#### ENTRIES SHOWN:
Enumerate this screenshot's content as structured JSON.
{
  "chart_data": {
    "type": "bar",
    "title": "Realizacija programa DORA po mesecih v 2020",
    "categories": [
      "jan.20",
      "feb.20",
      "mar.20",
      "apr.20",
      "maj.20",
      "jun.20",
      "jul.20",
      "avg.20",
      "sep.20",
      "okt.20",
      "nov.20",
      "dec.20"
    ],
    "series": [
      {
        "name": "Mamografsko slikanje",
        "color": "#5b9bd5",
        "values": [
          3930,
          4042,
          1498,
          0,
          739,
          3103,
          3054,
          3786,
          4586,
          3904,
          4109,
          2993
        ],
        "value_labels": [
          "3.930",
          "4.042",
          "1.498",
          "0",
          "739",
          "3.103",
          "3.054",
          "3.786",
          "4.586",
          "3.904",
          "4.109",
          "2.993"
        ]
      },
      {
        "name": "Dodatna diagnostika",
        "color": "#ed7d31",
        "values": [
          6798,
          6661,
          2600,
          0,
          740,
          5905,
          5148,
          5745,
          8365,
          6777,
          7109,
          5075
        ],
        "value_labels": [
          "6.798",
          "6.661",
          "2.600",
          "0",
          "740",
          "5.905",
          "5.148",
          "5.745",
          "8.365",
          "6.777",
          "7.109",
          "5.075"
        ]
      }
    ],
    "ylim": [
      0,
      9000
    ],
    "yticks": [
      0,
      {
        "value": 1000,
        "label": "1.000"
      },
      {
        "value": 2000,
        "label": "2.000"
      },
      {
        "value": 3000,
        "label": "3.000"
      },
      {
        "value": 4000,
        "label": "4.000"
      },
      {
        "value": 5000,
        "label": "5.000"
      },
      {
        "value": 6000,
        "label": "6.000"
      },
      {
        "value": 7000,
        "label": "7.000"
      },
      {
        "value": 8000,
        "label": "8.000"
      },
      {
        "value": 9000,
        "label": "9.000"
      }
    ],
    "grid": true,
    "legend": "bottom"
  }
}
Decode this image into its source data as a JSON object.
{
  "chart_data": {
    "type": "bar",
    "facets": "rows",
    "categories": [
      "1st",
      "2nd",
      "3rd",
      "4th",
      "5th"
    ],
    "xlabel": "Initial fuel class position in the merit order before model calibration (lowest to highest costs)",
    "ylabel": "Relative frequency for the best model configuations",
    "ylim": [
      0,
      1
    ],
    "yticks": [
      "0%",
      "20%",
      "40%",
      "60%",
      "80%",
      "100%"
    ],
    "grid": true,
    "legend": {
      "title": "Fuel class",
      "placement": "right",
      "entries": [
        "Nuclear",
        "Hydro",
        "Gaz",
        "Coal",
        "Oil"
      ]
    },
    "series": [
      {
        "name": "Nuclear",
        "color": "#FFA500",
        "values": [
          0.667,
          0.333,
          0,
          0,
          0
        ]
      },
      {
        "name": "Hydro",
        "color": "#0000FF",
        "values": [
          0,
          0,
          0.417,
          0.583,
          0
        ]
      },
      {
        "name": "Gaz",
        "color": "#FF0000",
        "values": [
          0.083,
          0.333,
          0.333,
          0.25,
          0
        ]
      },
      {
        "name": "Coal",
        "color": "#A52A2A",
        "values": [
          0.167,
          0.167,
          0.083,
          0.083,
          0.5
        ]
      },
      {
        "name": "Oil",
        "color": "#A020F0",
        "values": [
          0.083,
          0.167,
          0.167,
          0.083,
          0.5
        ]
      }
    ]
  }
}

#### AIM:
Copy each line above that contains the word "class".

#### COMPLETE RESPONSE:
    "xlabel": "Initial fuel class position in the merit order before model calibration (lowest to highest costs)",
      "title": "Fuel class",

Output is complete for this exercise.